## JOB
Only lines holding the string "manos" are wanted; copy each one from the material.

— start DATA LINES —

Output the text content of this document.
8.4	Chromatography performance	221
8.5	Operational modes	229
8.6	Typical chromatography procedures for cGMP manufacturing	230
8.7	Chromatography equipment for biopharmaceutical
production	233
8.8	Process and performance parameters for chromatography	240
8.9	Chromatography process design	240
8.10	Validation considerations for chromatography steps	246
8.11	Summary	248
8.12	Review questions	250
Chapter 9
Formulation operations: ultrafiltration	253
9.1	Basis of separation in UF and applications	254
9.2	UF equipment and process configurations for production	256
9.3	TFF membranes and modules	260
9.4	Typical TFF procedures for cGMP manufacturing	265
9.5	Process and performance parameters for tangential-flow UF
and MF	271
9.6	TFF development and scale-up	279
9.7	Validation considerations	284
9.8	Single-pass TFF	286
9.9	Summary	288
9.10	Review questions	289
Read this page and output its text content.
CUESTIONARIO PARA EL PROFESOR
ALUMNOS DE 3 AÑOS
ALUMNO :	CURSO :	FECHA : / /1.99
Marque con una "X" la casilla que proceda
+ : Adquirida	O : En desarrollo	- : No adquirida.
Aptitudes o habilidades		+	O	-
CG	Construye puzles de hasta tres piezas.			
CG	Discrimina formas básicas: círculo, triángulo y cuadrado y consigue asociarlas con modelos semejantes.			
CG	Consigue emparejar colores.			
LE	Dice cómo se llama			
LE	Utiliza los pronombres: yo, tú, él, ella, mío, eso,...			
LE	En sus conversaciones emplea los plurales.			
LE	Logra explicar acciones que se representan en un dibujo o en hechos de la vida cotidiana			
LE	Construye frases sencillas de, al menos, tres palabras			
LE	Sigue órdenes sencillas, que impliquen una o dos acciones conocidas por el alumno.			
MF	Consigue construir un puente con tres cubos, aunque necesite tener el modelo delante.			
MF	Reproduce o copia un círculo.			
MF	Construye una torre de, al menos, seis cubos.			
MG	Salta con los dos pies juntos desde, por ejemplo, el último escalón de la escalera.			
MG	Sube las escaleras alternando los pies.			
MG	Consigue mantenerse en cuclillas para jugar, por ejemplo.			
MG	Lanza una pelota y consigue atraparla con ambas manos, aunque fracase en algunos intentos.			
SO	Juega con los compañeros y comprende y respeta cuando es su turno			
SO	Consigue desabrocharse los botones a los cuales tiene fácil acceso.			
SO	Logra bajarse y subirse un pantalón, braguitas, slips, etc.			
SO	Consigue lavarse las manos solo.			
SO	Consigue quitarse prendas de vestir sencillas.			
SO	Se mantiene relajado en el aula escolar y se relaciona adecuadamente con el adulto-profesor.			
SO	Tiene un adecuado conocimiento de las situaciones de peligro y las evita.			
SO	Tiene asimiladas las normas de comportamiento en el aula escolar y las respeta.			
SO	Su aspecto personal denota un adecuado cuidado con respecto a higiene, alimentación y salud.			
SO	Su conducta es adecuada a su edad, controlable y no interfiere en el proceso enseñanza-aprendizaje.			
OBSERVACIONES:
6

— end DATA LINES —

## SOLUTION
MG	Lanza una pelota y consigue atraparla con ambas manos, aunque fracase en algunos intentos.			
SO	Consigue lavarse las manos solo.			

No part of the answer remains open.